Written problem >>
Transcribe these records, keeping every line exactly as it is, from the first record through the last.

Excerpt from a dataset
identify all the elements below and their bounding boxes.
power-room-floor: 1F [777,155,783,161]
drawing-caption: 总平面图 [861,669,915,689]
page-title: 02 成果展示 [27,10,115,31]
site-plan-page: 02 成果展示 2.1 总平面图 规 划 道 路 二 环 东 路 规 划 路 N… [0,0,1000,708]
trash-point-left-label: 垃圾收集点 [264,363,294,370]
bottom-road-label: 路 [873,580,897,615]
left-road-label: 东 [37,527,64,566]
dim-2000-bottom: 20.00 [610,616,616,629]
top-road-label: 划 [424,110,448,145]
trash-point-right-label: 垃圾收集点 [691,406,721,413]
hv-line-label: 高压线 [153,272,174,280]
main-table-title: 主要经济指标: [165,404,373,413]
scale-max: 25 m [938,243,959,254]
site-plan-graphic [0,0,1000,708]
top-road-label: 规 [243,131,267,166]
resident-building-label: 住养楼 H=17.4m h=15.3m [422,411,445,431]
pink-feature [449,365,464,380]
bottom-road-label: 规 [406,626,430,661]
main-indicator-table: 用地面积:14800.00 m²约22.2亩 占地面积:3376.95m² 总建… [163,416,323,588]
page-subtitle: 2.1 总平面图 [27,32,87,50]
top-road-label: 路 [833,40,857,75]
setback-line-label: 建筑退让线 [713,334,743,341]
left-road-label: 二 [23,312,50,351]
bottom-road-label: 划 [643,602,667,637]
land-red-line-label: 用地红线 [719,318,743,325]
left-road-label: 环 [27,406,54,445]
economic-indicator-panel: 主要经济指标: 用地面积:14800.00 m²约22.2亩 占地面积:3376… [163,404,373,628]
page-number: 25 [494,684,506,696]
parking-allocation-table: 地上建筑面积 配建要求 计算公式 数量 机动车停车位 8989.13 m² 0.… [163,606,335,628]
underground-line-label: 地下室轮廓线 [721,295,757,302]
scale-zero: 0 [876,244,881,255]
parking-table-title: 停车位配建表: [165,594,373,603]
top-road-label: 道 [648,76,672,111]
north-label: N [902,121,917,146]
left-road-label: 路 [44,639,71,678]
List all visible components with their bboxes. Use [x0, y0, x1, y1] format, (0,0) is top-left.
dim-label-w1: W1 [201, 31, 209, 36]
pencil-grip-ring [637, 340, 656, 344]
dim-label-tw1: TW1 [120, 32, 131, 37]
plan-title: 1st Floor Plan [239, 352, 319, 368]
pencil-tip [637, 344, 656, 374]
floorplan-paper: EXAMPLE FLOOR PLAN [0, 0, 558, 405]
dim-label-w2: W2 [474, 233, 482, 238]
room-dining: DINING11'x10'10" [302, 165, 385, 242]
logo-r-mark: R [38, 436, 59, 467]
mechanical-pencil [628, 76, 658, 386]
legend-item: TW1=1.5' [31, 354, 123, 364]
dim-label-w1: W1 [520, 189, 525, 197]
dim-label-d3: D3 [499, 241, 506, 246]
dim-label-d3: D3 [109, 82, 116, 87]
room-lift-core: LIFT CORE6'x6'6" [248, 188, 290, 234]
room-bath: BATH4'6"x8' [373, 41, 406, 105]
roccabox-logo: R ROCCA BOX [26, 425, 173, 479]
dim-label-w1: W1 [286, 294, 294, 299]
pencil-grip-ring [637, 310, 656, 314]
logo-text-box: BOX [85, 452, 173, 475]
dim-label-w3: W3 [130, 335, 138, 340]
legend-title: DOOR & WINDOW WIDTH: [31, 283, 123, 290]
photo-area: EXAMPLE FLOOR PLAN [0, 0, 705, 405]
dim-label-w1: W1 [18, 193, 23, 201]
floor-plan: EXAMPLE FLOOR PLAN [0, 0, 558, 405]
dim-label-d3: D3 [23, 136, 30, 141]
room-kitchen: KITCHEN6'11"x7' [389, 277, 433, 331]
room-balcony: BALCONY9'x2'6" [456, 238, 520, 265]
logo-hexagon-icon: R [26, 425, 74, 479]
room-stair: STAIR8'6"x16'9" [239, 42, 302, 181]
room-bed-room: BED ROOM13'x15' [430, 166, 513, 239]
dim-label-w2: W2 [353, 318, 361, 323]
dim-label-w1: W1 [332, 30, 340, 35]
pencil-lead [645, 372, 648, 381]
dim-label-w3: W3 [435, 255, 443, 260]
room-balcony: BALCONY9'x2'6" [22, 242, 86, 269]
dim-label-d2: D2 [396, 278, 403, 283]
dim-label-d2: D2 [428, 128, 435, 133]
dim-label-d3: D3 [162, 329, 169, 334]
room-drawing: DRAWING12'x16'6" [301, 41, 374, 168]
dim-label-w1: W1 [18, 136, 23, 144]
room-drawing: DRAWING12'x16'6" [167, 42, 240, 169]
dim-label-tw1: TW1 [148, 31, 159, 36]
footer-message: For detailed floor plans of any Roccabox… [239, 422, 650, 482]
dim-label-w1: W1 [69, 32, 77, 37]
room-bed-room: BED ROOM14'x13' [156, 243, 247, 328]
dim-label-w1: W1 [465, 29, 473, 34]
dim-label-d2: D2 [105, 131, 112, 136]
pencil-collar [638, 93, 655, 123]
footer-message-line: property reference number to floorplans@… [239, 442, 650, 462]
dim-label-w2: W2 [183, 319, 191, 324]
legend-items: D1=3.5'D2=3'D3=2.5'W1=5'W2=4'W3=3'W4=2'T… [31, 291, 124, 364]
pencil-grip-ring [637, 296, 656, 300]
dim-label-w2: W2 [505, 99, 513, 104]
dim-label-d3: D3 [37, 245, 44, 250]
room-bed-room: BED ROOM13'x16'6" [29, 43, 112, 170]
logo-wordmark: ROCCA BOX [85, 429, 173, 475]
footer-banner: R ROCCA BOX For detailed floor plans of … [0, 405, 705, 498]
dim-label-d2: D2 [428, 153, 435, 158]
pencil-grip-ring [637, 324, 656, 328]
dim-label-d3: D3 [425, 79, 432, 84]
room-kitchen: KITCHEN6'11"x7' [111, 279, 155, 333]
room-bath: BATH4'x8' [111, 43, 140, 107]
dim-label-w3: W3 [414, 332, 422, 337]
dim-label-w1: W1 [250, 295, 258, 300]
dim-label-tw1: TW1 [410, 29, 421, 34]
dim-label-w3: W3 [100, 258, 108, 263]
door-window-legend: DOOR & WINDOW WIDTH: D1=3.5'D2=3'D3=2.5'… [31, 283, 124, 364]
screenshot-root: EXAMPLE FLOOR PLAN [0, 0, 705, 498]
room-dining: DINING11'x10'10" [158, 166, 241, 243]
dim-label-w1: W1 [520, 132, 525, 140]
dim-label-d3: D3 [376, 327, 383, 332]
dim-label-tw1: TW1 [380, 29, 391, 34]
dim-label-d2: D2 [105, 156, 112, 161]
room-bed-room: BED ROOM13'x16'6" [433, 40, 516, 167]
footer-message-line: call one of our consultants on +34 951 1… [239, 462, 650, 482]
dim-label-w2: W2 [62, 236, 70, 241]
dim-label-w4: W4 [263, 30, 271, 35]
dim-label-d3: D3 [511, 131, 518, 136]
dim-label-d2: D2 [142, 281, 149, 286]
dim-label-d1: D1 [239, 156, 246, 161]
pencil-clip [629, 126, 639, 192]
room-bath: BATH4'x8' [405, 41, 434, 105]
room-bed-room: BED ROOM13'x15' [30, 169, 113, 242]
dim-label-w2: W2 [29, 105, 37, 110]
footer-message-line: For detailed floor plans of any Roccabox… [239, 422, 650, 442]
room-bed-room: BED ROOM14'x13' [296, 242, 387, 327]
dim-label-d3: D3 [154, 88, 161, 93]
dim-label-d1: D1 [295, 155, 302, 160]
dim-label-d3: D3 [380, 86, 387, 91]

The result >>
identify all the elements below and their bounding boxes.
power-room-floor: 1F [777,155,783,161]
drawing-caption: 总平面图 [861,669,915,689]
page-title: 02 成果展示 [27,10,115,31]
site-plan-page: 02 成果展示 2.1 总平面图 规 划 道 路 二 环 东 路 规 划 路 N… [0,0,1000,708]
trash-point-left-label: 垃圾收集点 [264,363,294,370]
bottom-road-label: 路 [873,580,897,615]
left-road-label: 东 [37,527,64,566]
dim-2000-bottom: 20.00 [610,616,616,629]
top-road-label: 划 [424,110,448,145]
trash-point-right-label: 垃圾收集点 [691,406,721,413]
hv-line-label: 高压线 [153,272,174,280]
main-table-title: 主要经济指标: [165,404,373,413]
scale-max: 25 m [938,243,959,254]
site-plan-graphic [0,0,1000,708]
top-road-label: 规 [243,131,267,166]
resident-building-label: 住养楼 H=17.4m h=15.3m [422,411,445,431]
pink-feature [449,365,464,380]
bottom-road-label: 规 [406,626,430,661]
main-indicator-table: 用地面积:14800.00 m²约22.2亩 占地面积:3376.95m² 总建… [163,416,323,588]
page-subtitle: 2.1 总平面图 [27,32,87,50]
top-road-label: 路 [833,40,857,75]
setback-line-label: 建筑退让线 [713,334,743,341]
left-road-label: 二 [23,312,50,351]
bottom-road-label: 划 [643,602,667,637]
land-red-line-label: 用地红线 [719,318,743,325]
left-road-label: 环 [27,406,54,445]
economic-indicator-panel: 主要经济指标: 用地面积:14800.00 m²约22.2亩 占地面积:3376… [163,404,373,628]
page-number: 25 [494,684,506,696]
parking-allocation-table: 地上建筑面积 配建要求 计算公式 数量 机动车停车位 8989.13 m² 0.… [163,606,335,628]
underground-line-label: 地下室轮廓线 [721,295,757,302]
scale-zero: 0 [876,244,881,255]
parking-table-title: 停车位配建表: [165,594,373,603]
top-road-label: 道 [648,76,672,111]
north-label: N [902,121,917,146]
left-road-label: 路 [44,639,71,678]
List all visible components with their bboxes. Use [x0, y0, x1, y1] format, (0,0) is top-left.
dim-label-w1: W1 [201, 31, 209, 36]
pencil-grip-ring [637, 340, 656, 344]
dim-label-tw1: TW1 [120, 32, 131, 37]
plan-title: 1st Floor Plan [239, 352, 319, 368]
pencil-tip [637, 344, 656, 374]
floorplan-paper: EXAMPLE FLOOR PLAN [0, 0, 558, 405]
dim-label-w2: W2 [474, 233, 482, 238]
room-dining: DINING11'x10'10" [302, 165, 385, 242]
logo-r-mark: R [38, 436, 59, 467]
mechanical-pencil [628, 76, 658, 386]
legend-item: TW1=1.5' [31, 354, 123, 364]
dim-label-w1: W1 [520, 189, 525, 197]
dim-label-d3: D3 [499, 241, 506, 246]
dim-label-d3: D3 [109, 82, 116, 87]
room-lift-core: LIFT CORE6'x6'6" [248, 188, 290, 234]
room-bath: BATH4'6"x8' [373, 41, 406, 105]
roccabox-logo: R ROCCA BOX [26, 425, 173, 479]
dim-label-w1: W1 [286, 294, 294, 299]
pencil-grip-ring [637, 310, 656, 314]
logo-text-box: BOX [85, 452, 173, 475]
dim-label-w3: W3 [130, 335, 138, 340]
legend-title: DOOR & WINDOW WIDTH: [31, 283, 123, 290]
photo-area: EXAMPLE FLOOR PLAN [0, 0, 705, 405]
dim-label-w1: W1 [18, 193, 23, 201]
floor-plan: EXAMPLE FLOOR PLAN [0, 0, 558, 405]
dim-label-d3: D3 [23, 136, 30, 141]
room-kitchen: KITCHEN6'11"x7' [389, 277, 433, 331]
room-balcony: BALCONY9'x2'6" [456, 238, 520, 265]
logo-hexagon-icon: R [26, 425, 74, 479]
room-stair: STAIR8'6"x16'9" [239, 42, 302, 181]
room-bed-room: BED ROOM13'x15' [430, 166, 513, 239]
dim-label-w2: W2 [353, 318, 361, 323]
dim-label-w1: W1 [332, 30, 340, 35]
pencil-lead [645, 372, 648, 381]
dim-label-w3: W3 [435, 255, 443, 260]
room-balcony: BALCONY9'x2'6" [22, 242, 86, 269]
dim-label-d2: D2 [396, 278, 403, 283]
dim-label-d2: D2 [428, 128, 435, 133]
dim-label-d3: D3 [162, 329, 169, 334]
room-drawing: DRAWING12'x16'6" [301, 41, 374, 168]
dim-label-w1: W1 [18, 136, 23, 144]
room-drawing: DRAWING12'x16'6" [167, 42, 240, 169]
dim-label-tw1: TW1 [148, 31, 159, 36]
footer-message: For detailed floor plans of any Roccabox… [239, 422, 650, 482]
dim-label-w1: W1 [69, 32, 77, 37]
room-bed-room: BED ROOM14'x13' [156, 243, 247, 328]
dim-label-w1: W1 [465, 29, 473, 34]
dim-label-d2: D2 [105, 131, 112, 136]
pencil-collar [638, 93, 655, 123]
footer-message-line: property reference number to floorplans@… [239, 442, 650, 462]
dim-label-w2: W2 [183, 319, 191, 324]
legend-items: D1=3.5'D2=3'D3=2.5'W1=5'W2=4'W3=3'W4=2'T… [31, 291, 124, 364]
pencil-grip-ring [637, 296, 656, 300]
dim-label-w2: W2 [505, 99, 513, 104]
dim-label-d3: D3 [37, 245, 44, 250]
room-bed-room: BED ROOM13'x16'6" [29, 43, 112, 170]
logo-wordmark: ROCCA BOX [85, 429, 173, 475]
footer-banner: R ROCCA BOX For detailed floor plans of … [0, 405, 705, 498]
dim-label-d2: D2 [428, 153, 435, 158]
pencil-grip-ring [637, 324, 656, 328]
dim-label-d3: D3 [425, 79, 432, 84]
room-kitchen: KITCHEN6'11"x7' [111, 279, 155, 333]
room-bath: BATH4'x8' [111, 43, 140, 107]
dim-label-w3: W3 [414, 332, 422, 337]
dim-label-w1: W1 [250, 295, 258, 300]
dim-label-tw1: TW1 [410, 29, 421, 34]
dim-label-w3: W3 [100, 258, 108, 263]
door-window-legend: DOOR & WINDOW WIDTH: D1=3.5'D2=3'D3=2.5'… [31, 283, 124, 364]
screenshot-root: EXAMPLE FLOOR PLAN [0, 0, 705, 498]
room-dining: DINING11'x10'10" [158, 166, 241, 243]
dim-label-w1: W1 [520, 132, 525, 140]
dim-label-d3: D3 [376, 327, 383, 332]
dim-label-tw1: TW1 [380, 29, 391, 34]
dim-label-d2: D2 [105, 156, 112, 161]
room-bed-room: BED ROOM13'x16'6" [433, 40, 516, 167]
footer-message-line: call one of our consultants on +34 951 1… [239, 462, 650, 482]
dim-label-w2: W2 [62, 236, 70, 241]
dim-label-w4: W4 [263, 30, 271, 35]
dim-label-d3: D3 [511, 131, 518, 136]
dim-label-d2: D2 [142, 281, 149, 286]
dim-label-d1: D1 [239, 156, 246, 161]
pencil-clip [629, 126, 639, 192]
room-bath: BATH4'x8' [405, 41, 434, 105]
room-bed-room: BED ROOM13'x15' [30, 169, 113, 242]
dim-label-w2: W2 [29, 105, 37, 110]
footer-message-line: For detailed floor plans of any Roccabox… [239, 422, 650, 442]
room-bed-room: BED ROOM14'x13' [296, 242, 387, 327]
dim-label-d3: D3 [154, 88, 161, 93]
dim-label-d1: D1 [295, 155, 302, 160]
dim-label-d3: D3 [380, 86, 387, 91]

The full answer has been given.